| What to work on |
1. The Turandot cast list names the characters in the opera. List every character role it gives.
2. Say whether each statement agrees with the Turandot cast list and review. Support each yes or no with the deciding words, quoted exactly.
(a) Gareth Huw John sang Pang in the second and third acts.
(b) Christopher Turner sang Pong on the first night.
(c) The opera is set in Venice.
3. Carry the Turandot review forward, starting after its last sentence.

| Page excerpt |

····················

Princess Turandot Kirsten Blanck

Calaf Gwyn Hughes Jones

Liù Amanda Echalaz

Timur James Creswell

Pang Richard Roberts (acts 2 and 3 sung by Gareth Huw John)

Pong Peter Van Hulle (replacing an indisposed Christopher Turner)

Emperor Altoum Stuart Kale

Mandarin Iain Paterson

 

Conductor Edward Gardner
Director Rupert Goold
Designers Miriam Buether (sets)
Katrina Lindsay (costumes)
Lighting Designer Rick Fisher

Choreographer/Assistant Director Aletta Collins

Assistant Choreographer Shelby Williams
Translation William Radice

ENO at The Coliseum, London - first night 8 October 2009

The good news first. Musically, this was a fine performance of Giacomo Puccin's last, unfinished opera, based on the 1762 commedia dell’arte play by Carlo Gozzi and set in Peking in legendary times.

····················

| Given information |

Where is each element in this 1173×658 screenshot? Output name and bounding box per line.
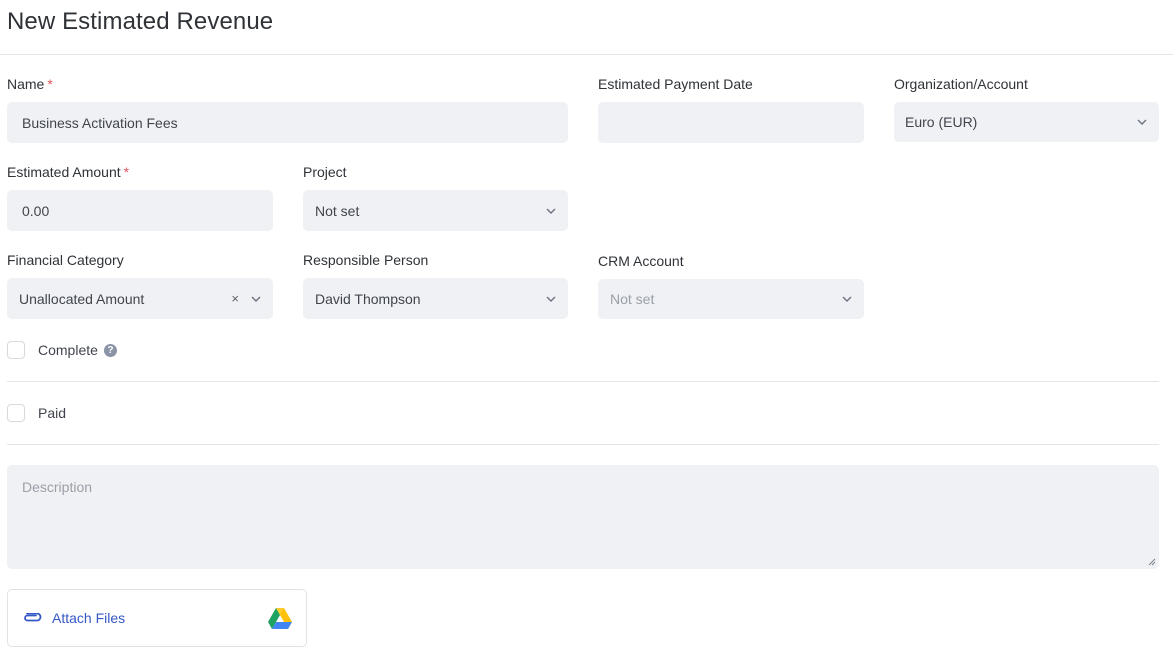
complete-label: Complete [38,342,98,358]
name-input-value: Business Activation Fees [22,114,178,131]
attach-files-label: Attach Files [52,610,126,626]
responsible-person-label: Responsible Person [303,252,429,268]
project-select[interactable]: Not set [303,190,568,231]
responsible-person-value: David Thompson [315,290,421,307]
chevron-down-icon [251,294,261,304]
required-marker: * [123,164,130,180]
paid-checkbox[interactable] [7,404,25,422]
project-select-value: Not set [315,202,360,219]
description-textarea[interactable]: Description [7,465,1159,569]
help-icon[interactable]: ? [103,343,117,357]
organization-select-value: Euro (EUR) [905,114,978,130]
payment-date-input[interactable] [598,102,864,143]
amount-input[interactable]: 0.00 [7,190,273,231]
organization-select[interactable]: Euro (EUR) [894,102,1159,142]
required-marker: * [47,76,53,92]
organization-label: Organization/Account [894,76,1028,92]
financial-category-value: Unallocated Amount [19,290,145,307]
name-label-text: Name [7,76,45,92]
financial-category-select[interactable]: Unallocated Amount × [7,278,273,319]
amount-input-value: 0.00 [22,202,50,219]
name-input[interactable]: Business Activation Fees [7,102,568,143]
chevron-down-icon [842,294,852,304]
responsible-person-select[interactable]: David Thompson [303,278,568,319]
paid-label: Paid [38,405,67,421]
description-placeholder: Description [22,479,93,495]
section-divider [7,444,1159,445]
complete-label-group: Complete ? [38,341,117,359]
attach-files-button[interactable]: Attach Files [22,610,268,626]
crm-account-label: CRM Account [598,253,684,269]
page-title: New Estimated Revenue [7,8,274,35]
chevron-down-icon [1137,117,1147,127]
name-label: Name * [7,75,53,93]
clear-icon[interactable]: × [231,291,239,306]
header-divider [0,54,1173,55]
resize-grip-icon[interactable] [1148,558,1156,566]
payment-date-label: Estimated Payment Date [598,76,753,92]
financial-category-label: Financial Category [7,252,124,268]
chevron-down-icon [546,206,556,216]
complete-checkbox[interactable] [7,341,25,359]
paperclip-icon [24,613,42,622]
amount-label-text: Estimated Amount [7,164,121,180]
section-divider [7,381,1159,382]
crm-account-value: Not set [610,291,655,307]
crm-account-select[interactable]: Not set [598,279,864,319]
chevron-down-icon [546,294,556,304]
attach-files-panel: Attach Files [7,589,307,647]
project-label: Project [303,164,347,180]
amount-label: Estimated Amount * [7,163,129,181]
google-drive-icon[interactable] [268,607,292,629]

····················

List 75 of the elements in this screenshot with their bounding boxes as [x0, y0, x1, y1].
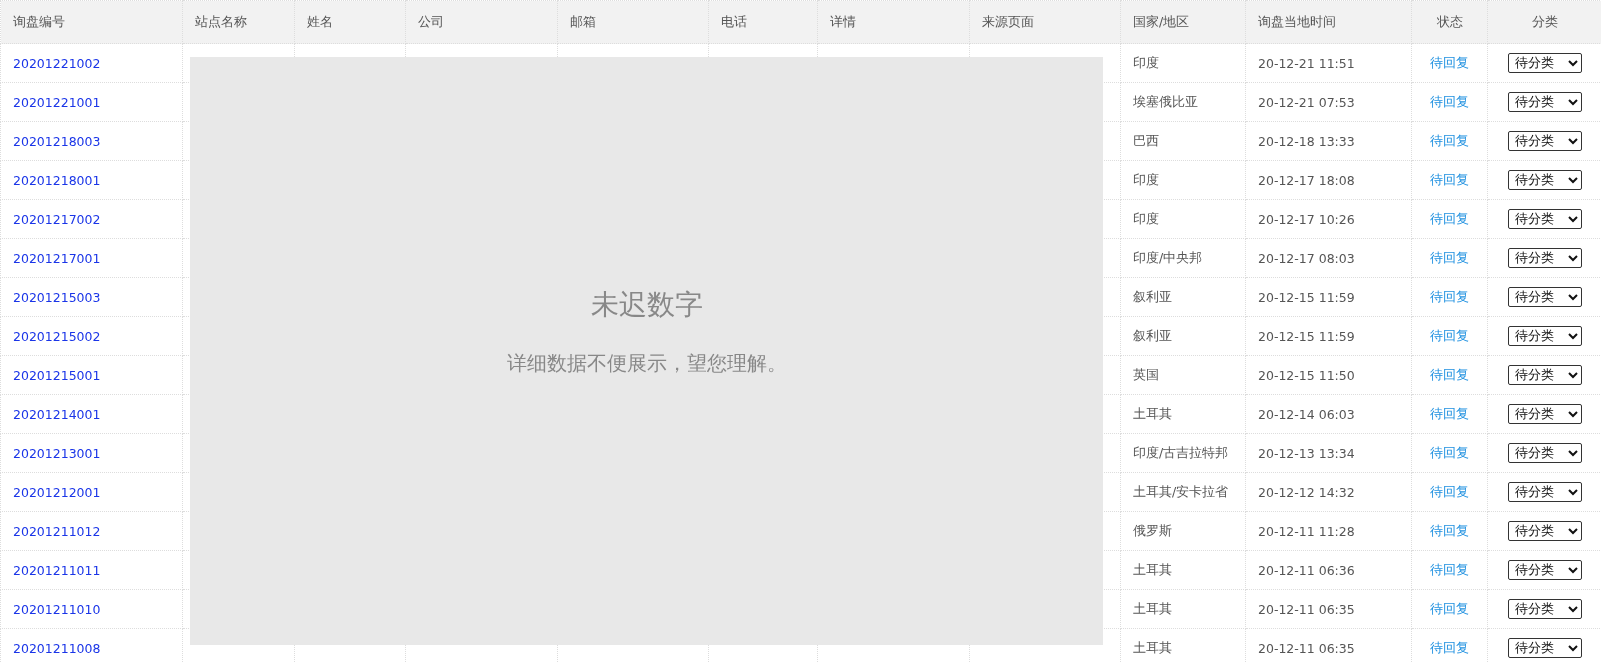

····················

| Task-by-task answers |
1. Princess Turandot, Calaf, Liù, Timur, Pang, Pong, Emperor Altoum, Mandarin

2.
(a) Yes: "acts 2 and 3 sung by Gareth Huw John"
(b) No: "replacing an indisposed Christopher Turner"
(c) No: "set in Peking in legendary times"

3.
 

The real stars tonight were Gwyn Hughes Jones, a robust and full voiced Calaf and Amanda Echalaz [pictured] as the poor Liù, by turns winsome and then defiant in the face of death and this production (she drank bleach from a plastic bottle). Kirsten Blanck as the ice maiden, Princess Turandot, was perfect in her smaller - in terms of stage time - female role; cold, ugly in demeanor, yet enchanted at the end. From the ovation Amanda Echalaz received at the end it was obvious that the audience thought Liu to be the real star!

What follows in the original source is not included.